- Aim of the task
Restate every line of the material, word for word.

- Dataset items
-------

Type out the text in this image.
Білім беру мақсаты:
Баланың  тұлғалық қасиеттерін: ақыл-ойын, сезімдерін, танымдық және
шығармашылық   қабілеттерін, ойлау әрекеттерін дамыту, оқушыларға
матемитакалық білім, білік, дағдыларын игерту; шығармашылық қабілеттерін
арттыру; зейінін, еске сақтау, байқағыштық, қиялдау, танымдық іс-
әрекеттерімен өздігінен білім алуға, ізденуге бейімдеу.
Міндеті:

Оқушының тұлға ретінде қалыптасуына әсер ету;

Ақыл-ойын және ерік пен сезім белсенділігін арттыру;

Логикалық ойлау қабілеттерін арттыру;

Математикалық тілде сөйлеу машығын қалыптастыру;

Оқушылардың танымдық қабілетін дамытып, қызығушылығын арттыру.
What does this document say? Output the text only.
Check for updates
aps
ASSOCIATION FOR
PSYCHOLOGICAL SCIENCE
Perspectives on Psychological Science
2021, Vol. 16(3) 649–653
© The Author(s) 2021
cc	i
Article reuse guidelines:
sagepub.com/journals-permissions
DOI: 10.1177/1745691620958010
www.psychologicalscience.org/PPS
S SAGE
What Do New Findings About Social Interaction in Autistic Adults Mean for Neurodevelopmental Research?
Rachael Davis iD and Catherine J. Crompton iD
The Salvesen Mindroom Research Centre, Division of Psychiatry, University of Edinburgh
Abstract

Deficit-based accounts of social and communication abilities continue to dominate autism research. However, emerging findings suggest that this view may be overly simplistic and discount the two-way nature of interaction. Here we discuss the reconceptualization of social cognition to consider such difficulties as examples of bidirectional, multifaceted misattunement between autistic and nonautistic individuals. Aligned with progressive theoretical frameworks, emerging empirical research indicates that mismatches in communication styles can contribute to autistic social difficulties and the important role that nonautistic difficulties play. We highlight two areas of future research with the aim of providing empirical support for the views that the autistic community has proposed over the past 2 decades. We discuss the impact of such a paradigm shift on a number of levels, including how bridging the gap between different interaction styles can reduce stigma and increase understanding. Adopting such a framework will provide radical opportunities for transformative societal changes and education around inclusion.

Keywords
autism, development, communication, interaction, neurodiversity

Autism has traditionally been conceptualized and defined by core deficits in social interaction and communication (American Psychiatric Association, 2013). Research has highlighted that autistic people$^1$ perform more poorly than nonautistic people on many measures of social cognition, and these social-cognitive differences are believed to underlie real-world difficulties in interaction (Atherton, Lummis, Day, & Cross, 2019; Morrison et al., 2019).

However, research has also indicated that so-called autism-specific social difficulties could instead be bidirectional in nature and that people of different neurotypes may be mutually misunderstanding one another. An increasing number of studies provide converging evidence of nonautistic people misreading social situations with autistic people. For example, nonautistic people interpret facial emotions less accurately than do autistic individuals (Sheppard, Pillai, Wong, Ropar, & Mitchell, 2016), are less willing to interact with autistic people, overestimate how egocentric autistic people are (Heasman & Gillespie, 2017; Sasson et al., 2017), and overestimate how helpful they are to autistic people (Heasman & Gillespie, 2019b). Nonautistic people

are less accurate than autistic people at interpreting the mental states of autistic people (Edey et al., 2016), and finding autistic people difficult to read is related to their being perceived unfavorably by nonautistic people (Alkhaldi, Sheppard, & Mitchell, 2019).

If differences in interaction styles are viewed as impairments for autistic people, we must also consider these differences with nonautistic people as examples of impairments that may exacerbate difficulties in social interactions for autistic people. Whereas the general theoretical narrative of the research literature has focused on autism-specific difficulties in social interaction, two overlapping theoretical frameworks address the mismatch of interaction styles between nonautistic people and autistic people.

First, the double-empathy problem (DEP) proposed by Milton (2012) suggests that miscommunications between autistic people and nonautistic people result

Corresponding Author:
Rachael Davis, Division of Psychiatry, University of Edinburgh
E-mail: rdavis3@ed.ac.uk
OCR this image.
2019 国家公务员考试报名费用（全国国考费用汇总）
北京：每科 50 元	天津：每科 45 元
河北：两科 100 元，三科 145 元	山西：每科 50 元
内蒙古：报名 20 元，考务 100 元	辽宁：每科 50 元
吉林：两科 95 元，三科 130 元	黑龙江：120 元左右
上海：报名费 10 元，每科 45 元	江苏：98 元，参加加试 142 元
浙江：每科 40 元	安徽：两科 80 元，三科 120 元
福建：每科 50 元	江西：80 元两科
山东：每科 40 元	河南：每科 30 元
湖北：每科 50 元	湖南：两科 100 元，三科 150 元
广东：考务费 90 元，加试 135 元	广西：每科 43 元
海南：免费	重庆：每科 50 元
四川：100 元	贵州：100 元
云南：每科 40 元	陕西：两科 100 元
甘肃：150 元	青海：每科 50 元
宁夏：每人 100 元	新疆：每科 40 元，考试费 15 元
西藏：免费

-------

- Solution
Type out the text in this image.
Білім беру мақсаты:
Баланың  тұлғалық қасиеттерін: ақыл-ойын, сезімдерін, танымдық және
шығармашылық   қабілеттерін, ойлау әрекеттерін дамыту, оқушыларға
матемитакалық білім, білік, дағдыларын игерту; шығармашылық қабілеттерін
арттыру; зейінін, еске сақтау, байқағыштық, қиялдау, танымдық іс-
әрекеттерімен өздігінен білім алуға, ізденуге бейімдеу.
Міндеті:

Оқушының тұлға ретінде қалыптасуына әсер ету;

Ақыл-ойын және ерік пен сезім белсенділігін арттыру;

Логикалық ойлау қабілеттерін арттыру;

Математикалық тілде сөйлеу машығын қалыптастыру;

Оқушылардың танымдық қабілетін дамытып, қызығушылығын арттыру.
What does this document say? Output the text only.
Check for updates
aps
ASSOCIATION FOR
PSYCHOLOGICAL SCIENCE
Perspectives on Psychological Science
2021, Vol. 16(3) 649–653
© The Author(s) 2021
cc	i
Article reuse guidelines:
sagepub.com/journals-permissions
DOI: 10.1177/1745691620958010
www.psychologicalscience.org/PPS
S SAGE
What Do New Findings About Social Interaction in Autistic Adults Mean for Neurodevelopmental Research?
Rachael Davis iD and Catherine J. Crompton iD
The Salvesen Mindroom Research Centre, Division of Psychiatry, University of Edinburgh
Abstract

Deficit-based accounts of social and communication abilities continue to dominate autism research. However, emerging findings suggest that this view may be overly simplistic and discount the two-way nature of interaction. Here we discuss the reconceptualization of social cognition to consider such difficulties as examples of bidirectional, multifaceted misattunement between autistic and nonautistic individuals. Aligned with progressive theoretical frameworks, emerging empirical research indicates that mismatches in communication styles can contribute to autistic social difficulties and the important role that nonautistic difficulties play. We highlight two areas of future research with the aim of providing empirical support for the views that the autistic community has proposed over the past 2 decades. We discuss the impact of such a paradigm shift on a number of levels, including how bridging the gap between different interaction styles can reduce stigma and increase understanding. Adopting such a framework will provide radical opportunities for transformative societal changes and education around inclusion.

Keywords
autism, development, communication, interaction, neurodiversity

Autism has traditionally been conceptualized and defined by core deficits in social interaction and communication (American Psychiatric Association, 2013). Research has highlighted that autistic people$^1$ perform more poorly than nonautistic people on many measures of social cognition, and these social-cognitive differences are believed to underlie real-world difficulties in interaction (Atherton, Lummis, Day, & Cross, 2019; Morrison et al., 2019).

However, research has also indicated that so-called autism-specific social difficulties could instead be bidirectional in nature and that people of different neurotypes may be mutually misunderstanding one another. An increasing number of studies provide converging evidence of nonautistic people misreading social situations with autistic people. For example, nonautistic people interpret facial emotions less accurately than do autistic individuals (Sheppard, Pillai, Wong, Ropar, & Mitchell, 2016), are less willing to interact with autistic people, overestimate how egocentric autistic people are (Heasman & Gillespie, 2017; Sasson et al., 2017), and overestimate how helpful they are to autistic people (Heasman & Gillespie, 2019b). Nonautistic people

are less accurate than autistic people at interpreting the mental states of autistic people (Edey et al., 2016), and finding autistic people difficult to read is related to their being perceived unfavorably by nonautistic people (Alkhaldi, Sheppard, & Mitchell, 2019).

If differences in interaction styles are viewed as impairments for autistic people, we must also consider these differences with nonautistic people as examples of impairments that may exacerbate difficulties in social interactions for autistic people. Whereas the general theoretical narrative of the research literature has focused on autism-specific difficulties in social interaction, two overlapping theoretical frameworks address the mismatch of interaction styles between nonautistic people and autistic people.

First, the double-empathy problem (DEP) proposed by Milton (2012) suggests that miscommunications between autistic people and nonautistic people result

Corresponding Author:
Rachael Davis, Division of Psychiatry, University of Edinburgh
E-mail: rdavis3@ed.ac.uk
OCR this image.
2019 国家公务员考试报名费用（全国国考费用汇总）
北京：每科 50 元	天津：每科 45 元
河北：两科 100 元，三科 145 元	山西：每科 50 元
内蒙古：报名 20 元，考务 100 元	辽宁：每科 50 元
吉林：两科 95 元，三科 130 元	黑龙江：120 元左右
上海：报名费 10 元，每科 45 元	江苏：98 元，参加加试 142 元
浙江：每科 40 元	安徽：两科 80 元，三科 120 元
福建：每科 50 元	江西：80 元两科
山东：每科 40 元	河南：每科 30 元
湖北：每科 50 元	湖南：两科 100 元，三科 150 元
广东：考务费 90 元，加试 135 元	广西：每科 43 元
海南：免费	重庆：每科 50 元
四川：100 元	贵州：100 元
云南：每科 40 元	陕西：两科 100 元
甘肃：150 元	青海：每科 50 元
宁夏：每人 100 元	新疆：每科 40 元，考试费 15 元
西藏：免费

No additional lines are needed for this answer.